* _Work to do_
Check each line for the word "своим" and give how many have it. Say nothing else.

* _Material provided_
'''

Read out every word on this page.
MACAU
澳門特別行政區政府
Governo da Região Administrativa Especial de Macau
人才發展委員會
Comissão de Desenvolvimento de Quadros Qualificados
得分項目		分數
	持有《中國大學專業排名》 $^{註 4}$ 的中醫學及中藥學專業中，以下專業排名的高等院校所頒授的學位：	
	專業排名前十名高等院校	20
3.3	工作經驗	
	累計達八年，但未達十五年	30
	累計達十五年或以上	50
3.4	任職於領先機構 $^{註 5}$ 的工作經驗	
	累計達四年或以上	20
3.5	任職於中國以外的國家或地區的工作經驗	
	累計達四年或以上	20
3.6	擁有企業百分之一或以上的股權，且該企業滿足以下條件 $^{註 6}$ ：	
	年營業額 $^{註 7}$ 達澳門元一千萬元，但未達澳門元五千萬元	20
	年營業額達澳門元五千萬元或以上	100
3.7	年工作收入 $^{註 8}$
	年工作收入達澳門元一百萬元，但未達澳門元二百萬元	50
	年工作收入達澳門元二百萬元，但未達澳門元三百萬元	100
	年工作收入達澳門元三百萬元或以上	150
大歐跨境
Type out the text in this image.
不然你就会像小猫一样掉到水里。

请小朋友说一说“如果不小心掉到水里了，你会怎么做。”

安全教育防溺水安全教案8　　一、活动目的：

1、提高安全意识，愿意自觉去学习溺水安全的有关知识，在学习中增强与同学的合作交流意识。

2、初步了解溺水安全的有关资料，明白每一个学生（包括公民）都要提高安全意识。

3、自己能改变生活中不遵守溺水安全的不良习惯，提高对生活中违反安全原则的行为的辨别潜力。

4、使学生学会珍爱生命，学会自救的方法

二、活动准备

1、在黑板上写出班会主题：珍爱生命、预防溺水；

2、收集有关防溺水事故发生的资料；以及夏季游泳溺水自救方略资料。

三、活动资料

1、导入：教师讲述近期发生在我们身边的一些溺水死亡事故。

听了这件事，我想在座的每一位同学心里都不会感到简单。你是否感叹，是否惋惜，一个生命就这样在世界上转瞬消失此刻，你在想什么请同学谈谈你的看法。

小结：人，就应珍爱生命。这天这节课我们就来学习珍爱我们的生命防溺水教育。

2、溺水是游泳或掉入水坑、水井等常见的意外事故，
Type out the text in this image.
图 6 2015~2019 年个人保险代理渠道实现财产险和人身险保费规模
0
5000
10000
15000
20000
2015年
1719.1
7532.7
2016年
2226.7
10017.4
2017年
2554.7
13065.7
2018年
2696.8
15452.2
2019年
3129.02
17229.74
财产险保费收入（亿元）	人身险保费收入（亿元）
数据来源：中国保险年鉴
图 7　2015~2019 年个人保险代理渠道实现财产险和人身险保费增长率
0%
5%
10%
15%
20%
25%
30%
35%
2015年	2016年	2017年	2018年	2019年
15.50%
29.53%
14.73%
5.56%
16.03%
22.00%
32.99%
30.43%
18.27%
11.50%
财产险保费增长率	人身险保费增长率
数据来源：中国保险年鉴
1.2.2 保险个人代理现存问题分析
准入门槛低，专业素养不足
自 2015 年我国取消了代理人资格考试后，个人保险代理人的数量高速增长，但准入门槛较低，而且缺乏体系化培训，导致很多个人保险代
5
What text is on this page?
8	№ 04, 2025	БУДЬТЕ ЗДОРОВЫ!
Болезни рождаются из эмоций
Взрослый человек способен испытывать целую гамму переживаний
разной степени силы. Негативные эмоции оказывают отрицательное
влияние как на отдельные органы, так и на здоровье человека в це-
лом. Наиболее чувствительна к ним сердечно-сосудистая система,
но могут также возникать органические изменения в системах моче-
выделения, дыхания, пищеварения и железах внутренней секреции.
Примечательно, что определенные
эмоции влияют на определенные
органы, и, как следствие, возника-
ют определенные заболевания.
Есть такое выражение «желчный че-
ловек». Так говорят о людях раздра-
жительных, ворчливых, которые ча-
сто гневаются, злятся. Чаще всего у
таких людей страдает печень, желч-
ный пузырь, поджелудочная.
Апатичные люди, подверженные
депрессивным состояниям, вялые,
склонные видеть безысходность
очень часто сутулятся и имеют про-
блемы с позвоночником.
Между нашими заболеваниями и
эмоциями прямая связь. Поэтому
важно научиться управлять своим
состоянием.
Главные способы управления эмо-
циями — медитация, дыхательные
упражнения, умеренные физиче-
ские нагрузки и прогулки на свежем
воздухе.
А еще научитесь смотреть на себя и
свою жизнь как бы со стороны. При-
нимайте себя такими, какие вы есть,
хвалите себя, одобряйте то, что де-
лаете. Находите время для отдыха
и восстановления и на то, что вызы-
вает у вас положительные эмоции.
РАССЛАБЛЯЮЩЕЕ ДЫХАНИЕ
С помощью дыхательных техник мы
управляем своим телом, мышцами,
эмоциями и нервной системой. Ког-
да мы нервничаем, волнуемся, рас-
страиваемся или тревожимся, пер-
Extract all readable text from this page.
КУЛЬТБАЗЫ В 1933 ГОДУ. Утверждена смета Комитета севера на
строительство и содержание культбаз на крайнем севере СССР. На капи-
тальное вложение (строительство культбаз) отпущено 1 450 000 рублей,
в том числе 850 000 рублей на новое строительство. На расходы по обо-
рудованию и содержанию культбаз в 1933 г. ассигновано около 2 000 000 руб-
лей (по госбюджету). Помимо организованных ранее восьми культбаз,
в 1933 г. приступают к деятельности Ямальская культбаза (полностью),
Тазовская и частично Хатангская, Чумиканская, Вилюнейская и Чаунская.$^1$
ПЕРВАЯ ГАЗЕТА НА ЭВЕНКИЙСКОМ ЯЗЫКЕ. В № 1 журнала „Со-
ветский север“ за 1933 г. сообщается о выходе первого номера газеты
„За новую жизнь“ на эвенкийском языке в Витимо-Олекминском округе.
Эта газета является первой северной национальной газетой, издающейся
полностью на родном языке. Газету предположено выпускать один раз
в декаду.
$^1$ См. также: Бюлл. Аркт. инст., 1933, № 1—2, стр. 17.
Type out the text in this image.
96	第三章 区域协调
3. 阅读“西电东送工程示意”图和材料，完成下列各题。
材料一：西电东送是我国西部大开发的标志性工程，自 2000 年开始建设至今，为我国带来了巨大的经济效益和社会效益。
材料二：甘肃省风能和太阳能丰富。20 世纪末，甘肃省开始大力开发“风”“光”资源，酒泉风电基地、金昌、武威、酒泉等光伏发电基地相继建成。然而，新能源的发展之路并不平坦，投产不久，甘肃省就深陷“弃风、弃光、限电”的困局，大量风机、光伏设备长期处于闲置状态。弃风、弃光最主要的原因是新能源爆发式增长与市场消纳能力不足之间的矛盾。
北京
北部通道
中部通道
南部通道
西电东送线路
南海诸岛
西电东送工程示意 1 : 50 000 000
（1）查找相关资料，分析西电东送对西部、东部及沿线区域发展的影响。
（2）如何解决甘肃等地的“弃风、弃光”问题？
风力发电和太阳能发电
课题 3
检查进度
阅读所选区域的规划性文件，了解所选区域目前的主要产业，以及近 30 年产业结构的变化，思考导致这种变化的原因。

'''

* _Response to this task_
2